Data extracted from a collection
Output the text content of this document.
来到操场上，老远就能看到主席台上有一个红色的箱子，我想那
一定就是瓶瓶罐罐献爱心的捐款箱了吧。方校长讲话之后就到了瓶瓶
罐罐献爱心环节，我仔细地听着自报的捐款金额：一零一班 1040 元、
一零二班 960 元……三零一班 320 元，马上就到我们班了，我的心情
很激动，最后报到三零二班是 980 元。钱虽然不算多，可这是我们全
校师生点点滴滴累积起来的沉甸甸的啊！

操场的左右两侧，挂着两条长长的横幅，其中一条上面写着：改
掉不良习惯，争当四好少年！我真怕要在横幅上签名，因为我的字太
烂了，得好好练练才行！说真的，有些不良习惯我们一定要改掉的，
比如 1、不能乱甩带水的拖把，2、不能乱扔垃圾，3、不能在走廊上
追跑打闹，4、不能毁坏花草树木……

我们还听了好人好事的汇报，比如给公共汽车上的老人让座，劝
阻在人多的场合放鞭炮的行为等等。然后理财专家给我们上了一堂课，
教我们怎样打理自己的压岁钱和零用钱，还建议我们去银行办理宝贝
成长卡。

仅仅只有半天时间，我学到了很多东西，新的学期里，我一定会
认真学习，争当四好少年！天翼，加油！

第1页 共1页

Stated exercise
Take the lines above and print them exactly.

Result
Output the text content of this document.
来到操场上，老远就能看到主席台上有一个红色的箱子，我想那
一定就是瓶瓶罐罐献爱心的捐款箱了吧。方校长讲话之后就到了瓶瓶
罐罐献爱心环节，我仔细地听着自报的捐款金额：一零一班 1040 元、
一零二班 960 元……三零一班 320 元，马上就到我们班了，我的心情
很激动，最后报到三零二班是 980 元。钱虽然不算多，可这是我们全
校师生点点滴滴累积起来的沉甸甸的啊！

操场的左右两侧，挂着两条长长的横幅，其中一条上面写着：改
掉不良习惯，争当四好少年！我真怕要在横幅上签名，因为我的字太
烂了，得好好练练才行！说真的，有些不良习惯我们一定要改掉的，
比如 1、不能乱甩带水的拖把，2、不能乱扔垃圾，3、不能在走廊上
追跑打闹，4、不能毁坏花草树木……

我们还听了好人好事的汇报，比如给公共汽车上的老人让座，劝
阻在人多的场合放鞭炮的行为等等。然后理财专家给我们上了一堂课，
教我们怎样打理自己的压岁钱和零用钱，还建议我们去银行办理宝贝
成长卡。

仅仅只有半天时间，我学到了很多东西，新的学期里，我一定会
认真学习，争当四好少年！天翼，加油！

第1页 共1页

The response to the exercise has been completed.